◆ What you have to do
Quote the data below in full, please, without altering anything.

[Extracted records]
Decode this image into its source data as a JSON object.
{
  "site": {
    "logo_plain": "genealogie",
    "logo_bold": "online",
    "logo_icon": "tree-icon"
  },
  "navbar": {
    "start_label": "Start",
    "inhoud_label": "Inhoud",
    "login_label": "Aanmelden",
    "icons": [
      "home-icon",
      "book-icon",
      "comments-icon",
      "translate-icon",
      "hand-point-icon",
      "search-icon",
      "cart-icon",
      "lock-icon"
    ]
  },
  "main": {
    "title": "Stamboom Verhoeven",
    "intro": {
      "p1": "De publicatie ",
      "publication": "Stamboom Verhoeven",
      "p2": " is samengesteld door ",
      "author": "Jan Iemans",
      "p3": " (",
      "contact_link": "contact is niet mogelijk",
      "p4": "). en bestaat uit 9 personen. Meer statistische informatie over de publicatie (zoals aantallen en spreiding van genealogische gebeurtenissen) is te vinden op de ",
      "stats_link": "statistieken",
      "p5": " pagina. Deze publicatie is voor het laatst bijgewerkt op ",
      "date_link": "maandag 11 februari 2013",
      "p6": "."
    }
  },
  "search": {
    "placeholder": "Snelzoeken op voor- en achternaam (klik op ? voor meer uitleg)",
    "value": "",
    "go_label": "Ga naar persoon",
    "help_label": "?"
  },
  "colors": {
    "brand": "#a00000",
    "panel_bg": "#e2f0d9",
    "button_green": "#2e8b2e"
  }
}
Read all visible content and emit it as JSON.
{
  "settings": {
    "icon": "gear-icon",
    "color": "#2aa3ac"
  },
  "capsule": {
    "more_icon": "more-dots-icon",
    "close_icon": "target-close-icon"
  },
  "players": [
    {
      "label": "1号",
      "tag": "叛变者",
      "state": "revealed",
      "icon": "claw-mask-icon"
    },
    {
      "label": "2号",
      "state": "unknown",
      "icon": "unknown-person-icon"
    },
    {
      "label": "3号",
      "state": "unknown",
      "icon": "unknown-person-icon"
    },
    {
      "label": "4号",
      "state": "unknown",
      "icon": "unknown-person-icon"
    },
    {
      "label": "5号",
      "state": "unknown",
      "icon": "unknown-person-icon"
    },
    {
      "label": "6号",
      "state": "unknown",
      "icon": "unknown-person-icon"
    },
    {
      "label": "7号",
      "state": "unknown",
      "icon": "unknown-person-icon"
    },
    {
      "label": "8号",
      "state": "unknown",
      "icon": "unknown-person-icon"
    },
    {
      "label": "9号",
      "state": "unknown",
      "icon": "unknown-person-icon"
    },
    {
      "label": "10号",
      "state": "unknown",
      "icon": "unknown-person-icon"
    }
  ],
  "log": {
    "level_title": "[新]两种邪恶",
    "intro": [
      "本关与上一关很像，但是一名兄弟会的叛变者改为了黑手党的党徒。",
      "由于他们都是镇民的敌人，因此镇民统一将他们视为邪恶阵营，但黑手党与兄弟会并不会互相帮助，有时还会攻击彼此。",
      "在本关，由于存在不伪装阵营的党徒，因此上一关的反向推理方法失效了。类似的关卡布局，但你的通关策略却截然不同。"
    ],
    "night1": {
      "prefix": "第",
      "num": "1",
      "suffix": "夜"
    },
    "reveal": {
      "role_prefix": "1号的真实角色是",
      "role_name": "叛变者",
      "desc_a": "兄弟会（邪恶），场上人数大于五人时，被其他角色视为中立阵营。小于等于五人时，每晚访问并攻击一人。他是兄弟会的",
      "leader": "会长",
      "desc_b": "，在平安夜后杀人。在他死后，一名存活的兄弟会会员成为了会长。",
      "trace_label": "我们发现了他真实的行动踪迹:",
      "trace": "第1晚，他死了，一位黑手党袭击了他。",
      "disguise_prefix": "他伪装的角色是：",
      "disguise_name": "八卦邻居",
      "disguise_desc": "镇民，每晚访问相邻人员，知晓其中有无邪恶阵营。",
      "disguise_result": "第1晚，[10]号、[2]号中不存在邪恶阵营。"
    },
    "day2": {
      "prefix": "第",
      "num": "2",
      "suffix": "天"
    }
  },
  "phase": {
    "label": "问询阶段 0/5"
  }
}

◆ The solution
Decode this image into its source data as a JSON object.
{
  "site": {
    "logo_plain": "genealogie",
    "logo_bold": "online",
    "logo_icon": "tree-icon"
  },
  "navbar": {
    "start_label": "Start",
    "inhoud_label": "Inhoud",
    "login_label": "Aanmelden",
    "icons": [
      "home-icon",
      "book-icon",
      "comments-icon",
      "translate-icon",
      "hand-point-icon",
      "search-icon",
      "cart-icon",
      "lock-icon"
    ]
  },
  "main": {
    "title": "Stamboom Verhoeven",
    "intro": {
      "p1": "De publicatie ",
      "publication": "Stamboom Verhoeven",
      "p2": " is samengesteld door ",
      "author": "Jan Iemans",
      "p3": " (",
      "contact_link": "contact is niet mogelijk",
      "p4": "). en bestaat uit 9 personen. Meer statistische informatie over de publicatie (zoals aantallen en spreiding van genealogische gebeurtenissen) is te vinden op de ",
      "stats_link": "statistieken",
      "p5": " pagina. Deze publicatie is voor het laatst bijgewerkt op ",
      "date_link": "maandag 11 februari 2013",
      "p6": "."
    }
  },
  "search": {
    "placeholder": "Snelzoeken op voor- en achternaam (klik op ? voor meer uitleg)",
    "value": "",
    "go_label": "Ga naar persoon",
    "help_label": "?"
  },
  "colors": {
    "brand": "#a00000",
    "panel_bg": "#e2f0d9",
    "button_green": "#2e8b2e"
  }
}
Read all visible content and emit it as JSON.
{
  "settings": {
    "icon": "gear-icon",
    "color": "#2aa3ac"
  },
  "capsule": {
    "more_icon": "more-dots-icon",
    "close_icon": "target-close-icon"
  },
  "players": [
    {
      "label": "1号",
      "tag": "叛变者",
      "state": "revealed",
      "icon": "claw-mask-icon"
    },
    {
      "label": "2号",
      "state": "unknown",
      "icon": "unknown-person-icon"
    },
    {
      "label": "3号",
      "state": "unknown",
      "icon": "unknown-person-icon"
    },
    {
      "label": "4号",
      "state": "unknown",
      "icon": "unknown-person-icon"
    },
    {
      "label": "5号",
      "state": "unknown",
      "icon": "unknown-person-icon"
    },
    {
      "label": "6号",
      "state": "unknown",
      "icon": "unknown-person-icon"
    },
    {
      "label": "7号",
      "state": "unknown",
      "icon": "unknown-person-icon"
    },
    {
      "label": "8号",
      "state": "unknown",
      "icon": "unknown-person-icon"
    },
    {
      "label": "9号",
      "state": "unknown",
      "icon": "unknown-person-icon"
    },
    {
      "label": "10号",
      "state": "unknown",
      "icon": "unknown-person-icon"
    }
  ],
  "log": {
    "level_title": "[新]两种邪恶",
    "intro": [
      "本关与上一关很像，但是一名兄弟会的叛变者改为了黑手党的党徒。",
      "由于他们都是镇民的敌人，因此镇民统一将他们视为邪恶阵营，但黑手党与兄弟会并不会互相帮助，有时还会攻击彼此。",
      "在本关，由于存在不伪装阵营的党徒，因此上一关的反向推理方法失效了。类似的关卡布局，但你的通关策略却截然不同。"
    ],
    "night1": {
      "prefix": "第",
      "num": "1",
      "suffix": "夜"
    },
    "reveal": {
      "role_prefix": "1号的真实角色是",
      "role_name": "叛变者",
      "desc_a": "兄弟会（邪恶），场上人数大于五人时，被其他角色视为中立阵营。小于等于五人时，每晚访问并攻击一人。他是兄弟会的",
      "leader": "会长",
      "desc_b": "，在平安夜后杀人。在他死后，一名存活的兄弟会会员成为了会长。",
      "trace_label": "我们发现了他真实的行动踪迹:",
      "trace": "第1晚，他死了，一位黑手党袭击了他。",
      "disguise_prefix": "他伪装的角色是：",
      "disguise_name": "八卦邻居",
      "disguise_desc": "镇民，每晚访问相邻人员，知晓其中有无邪恶阵营。",
      "disguise_result": "第1晚，[10]号、[2]号中不存在邪恶阵营。"
    },
    "day2": {
      "prefix": "第",
      "num": "2",
      "suffix": "天"
    }
  },
  "phase": {
    "label": "问询阶段 0/5"
  }
}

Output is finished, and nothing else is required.